◆ Task ◆
Extract and list every line that contains the word "variable".

___

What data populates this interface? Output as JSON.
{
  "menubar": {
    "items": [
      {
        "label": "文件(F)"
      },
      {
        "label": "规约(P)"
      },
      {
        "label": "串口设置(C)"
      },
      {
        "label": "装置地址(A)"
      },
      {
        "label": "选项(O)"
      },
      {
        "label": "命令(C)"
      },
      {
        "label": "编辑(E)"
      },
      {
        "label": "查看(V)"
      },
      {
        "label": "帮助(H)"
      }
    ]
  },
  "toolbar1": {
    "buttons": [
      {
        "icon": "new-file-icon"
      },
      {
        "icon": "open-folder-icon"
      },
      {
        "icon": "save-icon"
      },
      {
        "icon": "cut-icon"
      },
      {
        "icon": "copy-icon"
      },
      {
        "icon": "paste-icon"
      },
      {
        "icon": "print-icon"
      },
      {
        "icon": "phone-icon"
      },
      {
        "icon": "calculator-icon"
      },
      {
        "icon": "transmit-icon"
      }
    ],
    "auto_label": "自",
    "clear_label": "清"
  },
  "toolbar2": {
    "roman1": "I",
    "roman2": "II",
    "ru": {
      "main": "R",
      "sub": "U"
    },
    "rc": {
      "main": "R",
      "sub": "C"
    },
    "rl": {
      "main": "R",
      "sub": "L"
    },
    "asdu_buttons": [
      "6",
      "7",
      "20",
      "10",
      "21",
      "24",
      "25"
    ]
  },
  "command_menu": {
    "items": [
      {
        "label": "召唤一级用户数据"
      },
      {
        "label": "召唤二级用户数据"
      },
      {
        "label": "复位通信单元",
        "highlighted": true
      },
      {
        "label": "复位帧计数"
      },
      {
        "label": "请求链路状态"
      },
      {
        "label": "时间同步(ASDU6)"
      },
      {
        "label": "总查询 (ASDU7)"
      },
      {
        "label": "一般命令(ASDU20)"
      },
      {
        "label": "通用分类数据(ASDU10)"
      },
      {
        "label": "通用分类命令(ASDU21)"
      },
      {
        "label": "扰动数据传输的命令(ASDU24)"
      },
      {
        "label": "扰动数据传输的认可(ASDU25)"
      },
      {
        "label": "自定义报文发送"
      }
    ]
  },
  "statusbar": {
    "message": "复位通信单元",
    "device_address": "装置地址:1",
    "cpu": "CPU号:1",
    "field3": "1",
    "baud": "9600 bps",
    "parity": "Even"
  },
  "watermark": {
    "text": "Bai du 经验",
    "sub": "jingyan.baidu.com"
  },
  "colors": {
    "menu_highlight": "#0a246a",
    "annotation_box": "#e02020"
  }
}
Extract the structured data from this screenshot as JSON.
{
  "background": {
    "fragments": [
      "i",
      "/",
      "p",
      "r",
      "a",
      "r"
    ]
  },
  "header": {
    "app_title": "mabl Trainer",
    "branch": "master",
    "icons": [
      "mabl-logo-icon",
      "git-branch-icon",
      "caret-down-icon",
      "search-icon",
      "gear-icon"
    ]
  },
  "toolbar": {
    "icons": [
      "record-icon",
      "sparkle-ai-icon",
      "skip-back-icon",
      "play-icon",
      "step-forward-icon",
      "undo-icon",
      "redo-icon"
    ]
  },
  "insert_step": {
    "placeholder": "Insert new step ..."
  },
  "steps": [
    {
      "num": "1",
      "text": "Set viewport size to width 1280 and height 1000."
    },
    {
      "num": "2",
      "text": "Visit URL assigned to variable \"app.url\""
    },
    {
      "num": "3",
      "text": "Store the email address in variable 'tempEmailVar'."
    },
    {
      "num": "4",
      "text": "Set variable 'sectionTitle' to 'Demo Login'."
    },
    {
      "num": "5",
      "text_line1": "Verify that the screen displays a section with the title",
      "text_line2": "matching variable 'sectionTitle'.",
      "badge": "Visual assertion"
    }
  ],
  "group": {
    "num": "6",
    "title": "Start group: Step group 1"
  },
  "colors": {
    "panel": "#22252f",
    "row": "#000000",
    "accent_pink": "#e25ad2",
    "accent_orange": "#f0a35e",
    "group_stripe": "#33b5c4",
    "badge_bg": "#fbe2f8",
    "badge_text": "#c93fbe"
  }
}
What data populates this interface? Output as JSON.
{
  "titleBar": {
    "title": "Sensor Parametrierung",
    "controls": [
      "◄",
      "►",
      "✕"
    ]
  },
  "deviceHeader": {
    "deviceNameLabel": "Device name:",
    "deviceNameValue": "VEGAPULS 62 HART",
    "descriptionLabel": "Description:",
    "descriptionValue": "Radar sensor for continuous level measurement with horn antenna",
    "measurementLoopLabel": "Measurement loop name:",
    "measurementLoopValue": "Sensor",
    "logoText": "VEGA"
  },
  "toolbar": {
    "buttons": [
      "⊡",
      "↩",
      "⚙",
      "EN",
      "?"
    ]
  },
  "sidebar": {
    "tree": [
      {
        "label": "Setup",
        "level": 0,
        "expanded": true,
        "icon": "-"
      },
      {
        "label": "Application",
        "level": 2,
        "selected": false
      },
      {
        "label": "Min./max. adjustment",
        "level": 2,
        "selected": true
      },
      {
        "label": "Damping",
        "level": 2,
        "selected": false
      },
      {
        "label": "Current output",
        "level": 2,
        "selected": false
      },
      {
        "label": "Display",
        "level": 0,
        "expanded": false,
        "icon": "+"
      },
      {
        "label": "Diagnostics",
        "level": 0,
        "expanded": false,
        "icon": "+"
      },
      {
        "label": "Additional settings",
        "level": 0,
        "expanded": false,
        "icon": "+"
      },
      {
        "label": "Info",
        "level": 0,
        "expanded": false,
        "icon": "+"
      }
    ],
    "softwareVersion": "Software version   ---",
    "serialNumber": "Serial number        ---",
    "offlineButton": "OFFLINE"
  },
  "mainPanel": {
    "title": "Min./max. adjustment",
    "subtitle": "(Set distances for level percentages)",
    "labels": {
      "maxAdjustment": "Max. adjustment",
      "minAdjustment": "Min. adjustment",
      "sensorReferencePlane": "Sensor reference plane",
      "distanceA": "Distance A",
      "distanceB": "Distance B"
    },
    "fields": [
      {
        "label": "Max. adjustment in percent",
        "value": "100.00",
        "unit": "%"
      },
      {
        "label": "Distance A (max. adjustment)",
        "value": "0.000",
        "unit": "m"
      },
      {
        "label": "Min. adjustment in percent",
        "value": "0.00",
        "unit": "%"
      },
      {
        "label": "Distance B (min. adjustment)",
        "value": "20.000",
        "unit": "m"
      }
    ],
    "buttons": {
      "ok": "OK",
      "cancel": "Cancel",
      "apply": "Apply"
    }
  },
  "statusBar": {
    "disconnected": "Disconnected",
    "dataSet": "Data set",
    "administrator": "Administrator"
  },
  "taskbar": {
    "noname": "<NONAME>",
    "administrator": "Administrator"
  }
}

___

◆ Response for this exercise ◆
      "text": "Visit URL assigned to variable \"app.url\""
      "text": "Store the email address in variable 'tempEmailVar'."
      "text": "Set variable 'sectionTitle' to 'Demo Login'."
      "text_line2": "matching variable 'sectionTitle'.",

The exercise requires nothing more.